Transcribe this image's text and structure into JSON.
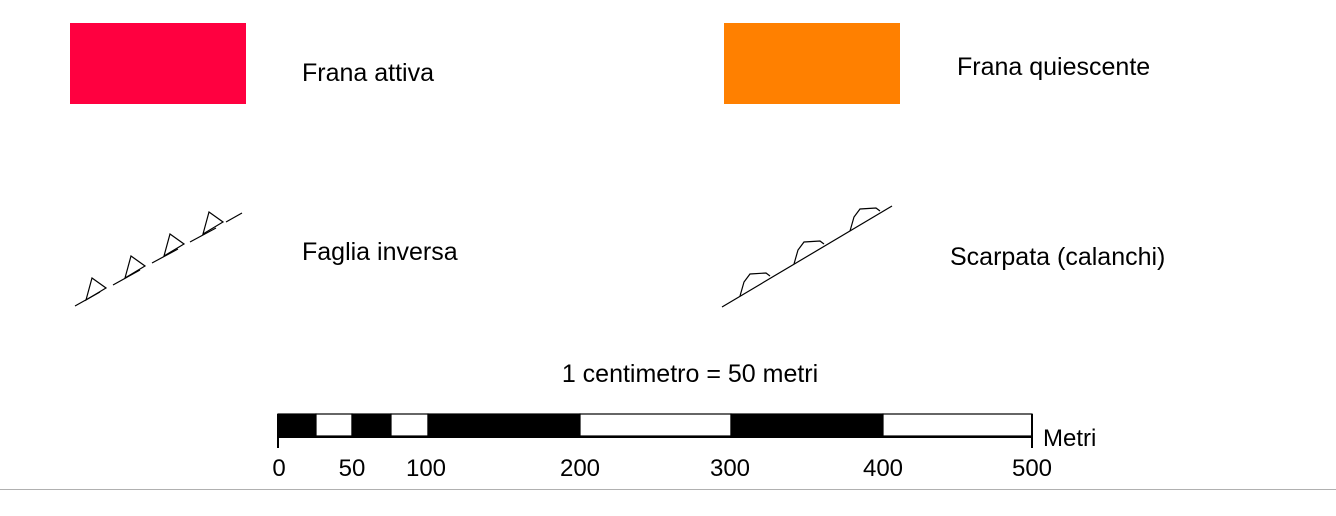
{
  "legend": {
    "active_landslide": {
      "label": "Frana attiva",
      "color": "#ff0040"
    },
    "quiescent_landslide": {
      "label": "Frana quiescente",
      "color": "#ff8000"
    },
    "reverse_fault": {
      "label": "Faglia inversa",
      "icon": "reverse-fault-symbol"
    },
    "scarp": {
      "label": "Scarpata (calanchi)",
      "icon": "scarp-symbol"
    }
  },
  "scale": {
    "text": "1 centimetro = 50 metri",
    "unit": "Metri",
    "ticks": [
      "0",
      "50",
      "100",
      "200",
      "300",
      "400",
      "500"
    ],
    "segments": [
      {
        "from": 0,
        "to": 25,
        "fill": "black"
      },
      {
        "from": 25,
        "to": 50,
        "fill": "white"
      },
      {
        "from": 50,
        "to": 75,
        "fill": "black"
      },
      {
        "from": 75,
        "to": 100,
        "fill": "white"
      },
      {
        "from": 100,
        "to": 200,
        "fill": "black"
      },
      {
        "from": 200,
        "to": 300,
        "fill": "white"
      },
      {
        "from": 300,
        "to": 400,
        "fill": "black"
      },
      {
        "from": 400,
        "to": 500,
        "fill": "white"
      }
    ]
  }
}
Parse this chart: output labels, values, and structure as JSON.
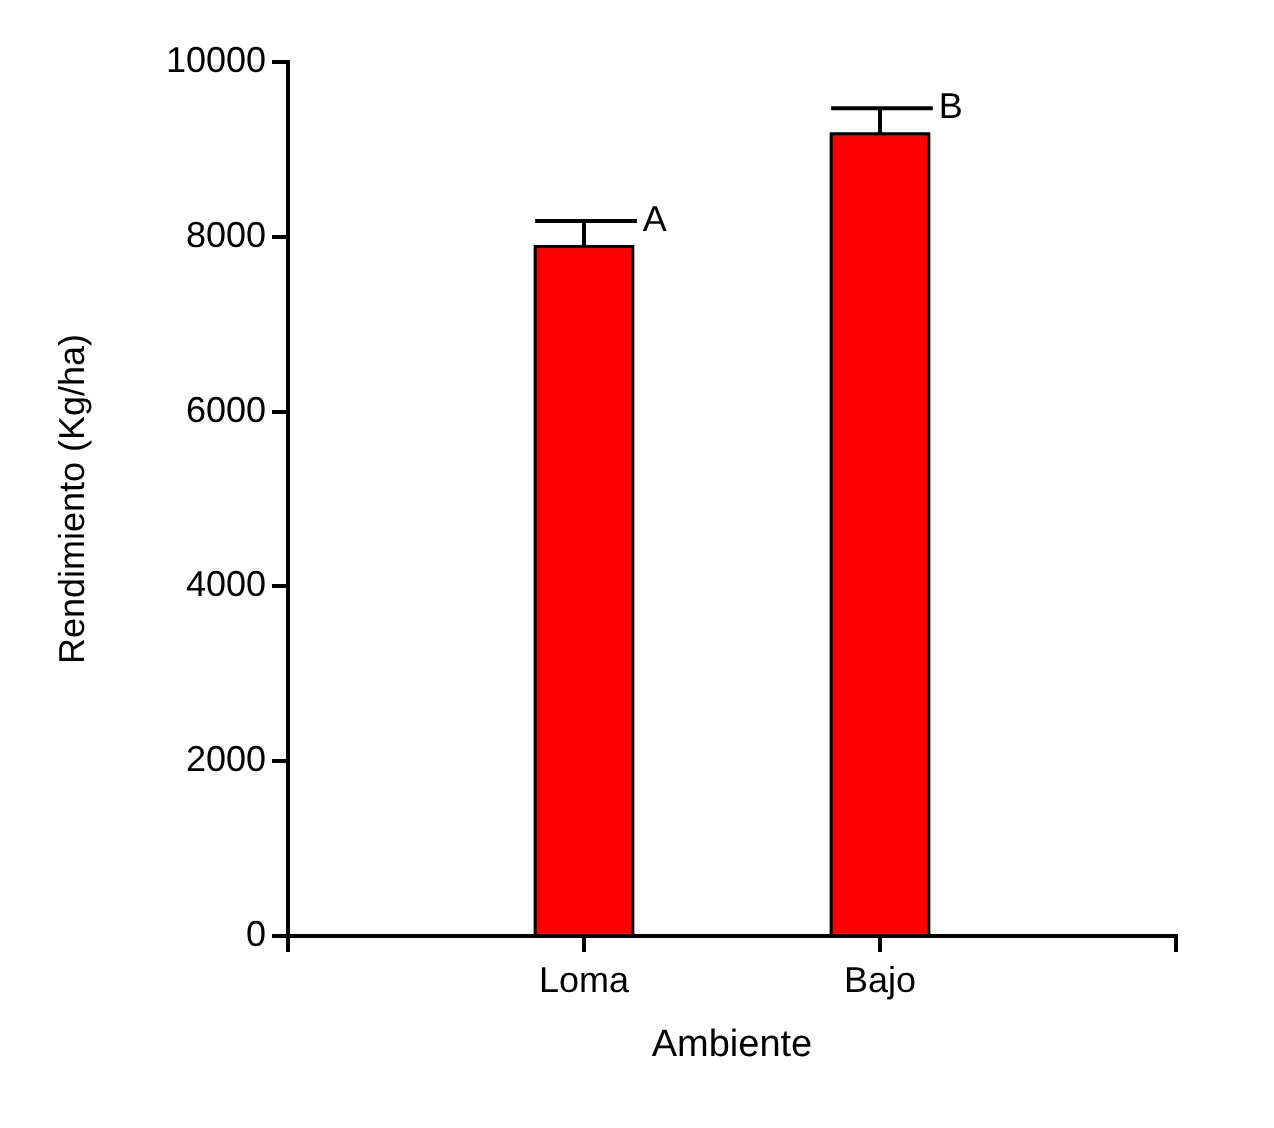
{
  "chart_data": {
    "type": "bar",
    "xlabel": "Ambiente",
    "ylabel": "Rendimiento (Kg/ha)",
    "categories": [
      "Loma",
      "Bajo"
    ],
    "values": [
      7890,
      9180
    ],
    "color": "#ff0000",
    "errors": [
      [
        7890,
        8180
      ],
      [
        9180,
        9470
      ]
    ],
    "ylim": [
      0,
      10000
    ],
    "yticks": [
      0,
      2000,
      4000,
      6000,
      8000,
      10000
    ],
    "annotations": [
      {
        "text": "A",
        "x": "Loma",
        "y": 8180
      },
      {
        "text": "B",
        "x": "Bajo",
        "y": 9470
      }
    ]
  }
}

┄┄┄┄┄┄┄┄┄┄┄┄┄┄┄┄┄┄┄┄

Problem description
Leave out the pictures and give the listing above again exactly.

Response for this exercise
Transcribe this image's text and structure into JSON.
{
  "legend": {
    "active_landslide": {
      "label": "Frana attiva",
      "color": "#ff0040"
    },
    "quiescent_landslide": {
      "label": "Frana quiescente",
      "color": "#ff8000"
    },
    "reverse_fault": {
      "label": "Faglia inversa",
      "icon": "reverse-fault-symbol"
    },
    "scarp": {
      "label": "Scarpata (calanchi)",
      "icon": "scarp-symbol"
    }
  },
  "scale": {
    "text": "1 centimetro = 50 metri",
    "unit": "Metri",
    "ticks": [
      "0",
      "50",
      "100",
      "200",
      "300",
      "400",
      "500"
    ],
    "segments": [
      {
        "from": 0,
        "to": 25,
        "fill": "black"
      },
      {
        "from": 25,
        "to": 50,
        "fill": "white"
      },
      {
        "from": 50,
        "to": 75,
        "fill": "black"
      },
      {
        "from": 75,
        "to": 100,
        "fill": "white"
      },
      {
        "from": 100,
        "to": 200,
        "fill": "black"
      },
      {
        "from": 200,
        "to": 300,
        "fill": "white"
      },
      {
        "from": 300,
        "to": 400,
        "fill": "black"
      },
      {
        "from": 400,
        "to": 500,
        "fill": "white"
      }
    ]
  }
}
Parse this chart: output labels, values, and structure as JSON.
{
  "chart_data": {
    "type": "bar",
    "xlabel": "Ambiente",
    "ylabel": "Rendimiento (Kg/ha)",
    "categories": [
      "Loma",
      "Bajo"
    ],
    "values": [
      7890,
      9180
    ],
    "color": "#ff0000",
    "errors": [
      [
        7890,
        8180
      ],
      [
        9180,
        9470
      ]
    ],
    "ylim": [
      0,
      10000
    ],
    "yticks": [
      0,
      2000,
      4000,
      6000,
      8000,
      10000
    ],
    "annotations": [
      {
        "text": "A",
        "x": "Loma",
        "y": 8180
      },
      {
        "text": "B",
        "x": "Bajo",
        "y": 9470
      }
    ]
  }
}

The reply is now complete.